**Task to complete:** Set down all of the entries word for word, omitting the images they contain.

**The records:**

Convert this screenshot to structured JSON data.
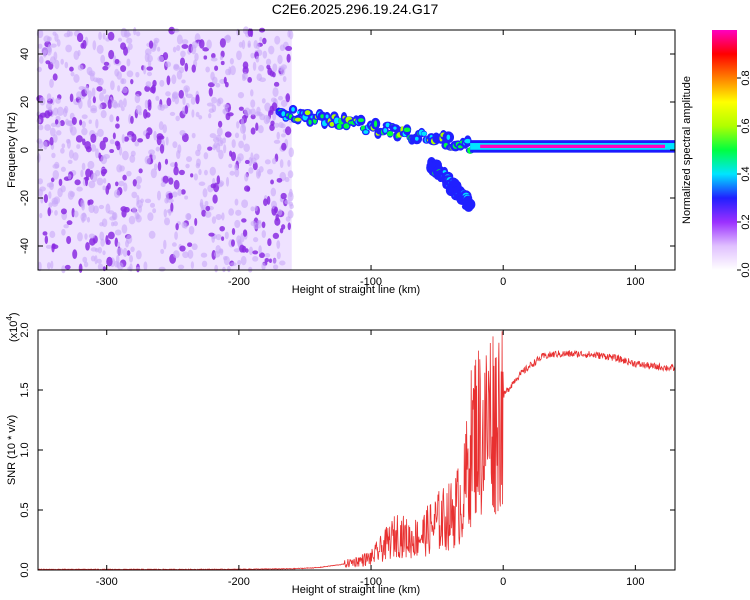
{
  "title": "C2E6.2025.296.19.24.G17",
  "chart_data": [
    {
      "type": "heatmap",
      "name": "spectrogram",
      "xlabel": "Height of straight line (km)",
      "ylabel": "Frequency (Hz)",
      "xlim": [
        -352,
        130
      ],
      "ylim": [
        -50,
        50
      ],
      "xticks": [
        -300,
        -200,
        -100,
        0,
        100
      ],
      "yticks": [
        -40,
        -20,
        0,
        20,
        40
      ],
      "xtick_labels": [
        "-300",
        "-200",
        "-100",
        "0",
        "100"
      ],
      "ytick_labels": [
        "-40",
        "-20",
        "0",
        "20",
        "40"
      ],
      "colorbar": {
        "label": "Normalized spectral amplitude",
        "range": [
          0,
          1
        ],
        "ticks": [
          0.0,
          0.2,
          0.4,
          0.6,
          0.8
        ],
        "tick_labels": [
          "0.0",
          "0.2",
          "0.4",
          "0.6",
          "0.8"
        ],
        "colors": [
          "#ffffff",
          "#e0c0ff",
          "#9b30ff",
          "#2020ff",
          "#00e5ff",
          "#00ff40",
          "#b0ff00",
          "#ffff00",
          "#ff8000",
          "#ff0000",
          "#ff00c0"
        ]
      },
      "regions": [
        {
          "desc": "noise",
          "x": [
            -352,
            -160
          ],
          "y": [
            -50,
            50
          ],
          "amplitude": 0.1
        },
        {
          "desc": "signal track",
          "x": [
            -170,
            -25
          ],
          "freq_start": 16,
          "freq_end": 2,
          "amplitude": 0.35
        },
        {
          "desc": "steady carrier",
          "x": [
            -25,
            130
          ],
          "freq": 1.5,
          "amplitude": 0.95
        },
        {
          "desc": "side branch",
          "x": [
            -55,
            -25
          ],
          "freq_start": -5,
          "freq_end": -23,
          "amplitude": 0.25
        }
      ]
    },
    {
      "type": "line",
      "name": "snr",
      "xlabel": "Height of straight line (km)",
      "ylabel": "SNR (10 * v/v)",
      "y_multiplier": "(x10",
      "y_multiplier_exp": "4",
      "xlim": [
        -352,
        130
      ],
      "ylim": [
        0,
        2.0
      ],
      "xticks": [
        -300,
        -200,
        -100,
        0,
        100
      ],
      "yticks": [
        0.0,
        0.5,
        1.0,
        1.5,
        2.0
      ],
      "xtick_labels": [
        "-300",
        "-200",
        "-100",
        "0",
        "100"
      ],
      "ytick_labels": [
        "0.0",
        "0.5",
        "1.0",
        "1.5",
        "2.0"
      ],
      "color": "#e83030",
      "x": [
        -352,
        -300,
        -250,
        -200,
        -160,
        -140,
        -120,
        -100,
        -90,
        -80,
        -70,
        -60,
        -50,
        -40,
        -30,
        -25,
        -20,
        -15,
        -10,
        -5,
        0,
        10,
        20,
        30,
        40,
        60,
        80,
        90,
        100,
        110,
        130
      ],
      "y": [
        0.005,
        0.005,
        0.005,
        0.006,
        0.01,
        0.02,
        0.05,
        0.1,
        0.2,
        0.3,
        0.25,
        0.3,
        0.4,
        0.45,
        0.6,
        1.0,
        1.2,
        1.1,
        1.3,
        1.25,
        1.45,
        1.6,
        1.7,
        1.78,
        1.8,
        1.8,
        1.78,
        1.75,
        1.72,
        1.7,
        1.68
      ]
    }
  ]
}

**Final answer:**
Convert this screenshot to structured JSON data.
{
  "title": "C2E6.2025.296.19.24.G17",
  "chart_data": [
    {
      "type": "heatmap",
      "name": "spectrogram",
      "xlabel": "Height of straight line (km)",
      "ylabel": "Frequency (Hz)",
      "xlim": [
        -352,
        130
      ],
      "ylim": [
        -50,
        50
      ],
      "xticks": [
        -300,
        -200,
        -100,
        0,
        100
      ],
      "yticks": [
        -40,
        -20,
        0,
        20,
        40
      ],
      "xtick_labels": [
        "-300",
        "-200",
        "-100",
        "0",
        "100"
      ],
      "ytick_labels": [
        "-40",
        "-20",
        "0",
        "20",
        "40"
      ],
      "colorbar": {
        "label": "Normalized spectral amplitude",
        "range": [
          0,
          1
        ],
        "ticks": [
          0.0,
          0.2,
          0.4,
          0.6,
          0.8
        ],
        "tick_labels": [
          "0.0",
          "0.2",
          "0.4",
          "0.6",
          "0.8"
        ],
        "colors": [
          "#ffffff",
          "#e0c0ff",
          "#9b30ff",
          "#2020ff",
          "#00e5ff",
          "#00ff40",
          "#b0ff00",
          "#ffff00",
          "#ff8000",
          "#ff0000",
          "#ff00c0"
        ]
      },
      "regions": [
        {
          "desc": "noise",
          "x": [
            -352,
            -160
          ],
          "y": [
            -50,
            50
          ],
          "amplitude": 0.1
        },
        {
          "desc": "signal track",
          "x": [
            -170,
            -25
          ],
          "freq_start": 16,
          "freq_end": 2,
          "amplitude": 0.35
        },
        {
          "desc": "steady carrier",
          "x": [
            -25,
            130
          ],
          "freq": 1.5,
          "amplitude": 0.95
        },
        {
          "desc": "side branch",
          "x": [
            -55,
            -25
          ],
          "freq_start": -5,
          "freq_end": -23,
          "amplitude": 0.25
        }
      ]
    },
    {
      "type": "line",
      "name": "snr",
      "xlabel": "Height of straight line (km)",
      "ylabel": "SNR (10 * v/v)",
      "y_multiplier": "(x10",
      "y_multiplier_exp": "4",
      "xlim": [
        -352,
        130
      ],
      "ylim": [
        0,
        2.0
      ],
      "xticks": [
        -300,
        -200,
        -100,
        0,
        100
      ],
      "yticks": [
        0.0,
        0.5,
        1.0,
        1.5,
        2.0
      ],
      "xtick_labels": [
        "-300",
        "-200",
        "-100",
        "0",
        "100"
      ],
      "ytick_labels": [
        "0.0",
        "0.5",
        "1.0",
        "1.5",
        "2.0"
      ],
      "color": "#e83030",
      "x": [
        -352,
        -300,
        -250,
        -200,
        -160,
        -140,
        -120,
        -100,
        -90,
        -80,
        -70,
        -60,
        -50,
        -40,
        -30,
        -25,
        -20,
        -15,
        -10,
        -5,
        0,
        10,
        20,
        30,
        40,
        60,
        80,
        90,
        100,
        110,
        130
      ],
      "y": [
        0.005,
        0.005,
        0.005,
        0.006,
        0.01,
        0.02,
        0.05,
        0.1,
        0.2,
        0.3,
        0.25,
        0.3,
        0.4,
        0.45,
        0.6,
        1.0,
        1.2,
        1.1,
        1.3,
        1.25,
        1.45,
        1.6,
        1.7,
        1.78,
        1.8,
        1.8,
        1.78,
        1.75,
        1.72,
        1.7,
        1.68
      ]
    }
  ]
}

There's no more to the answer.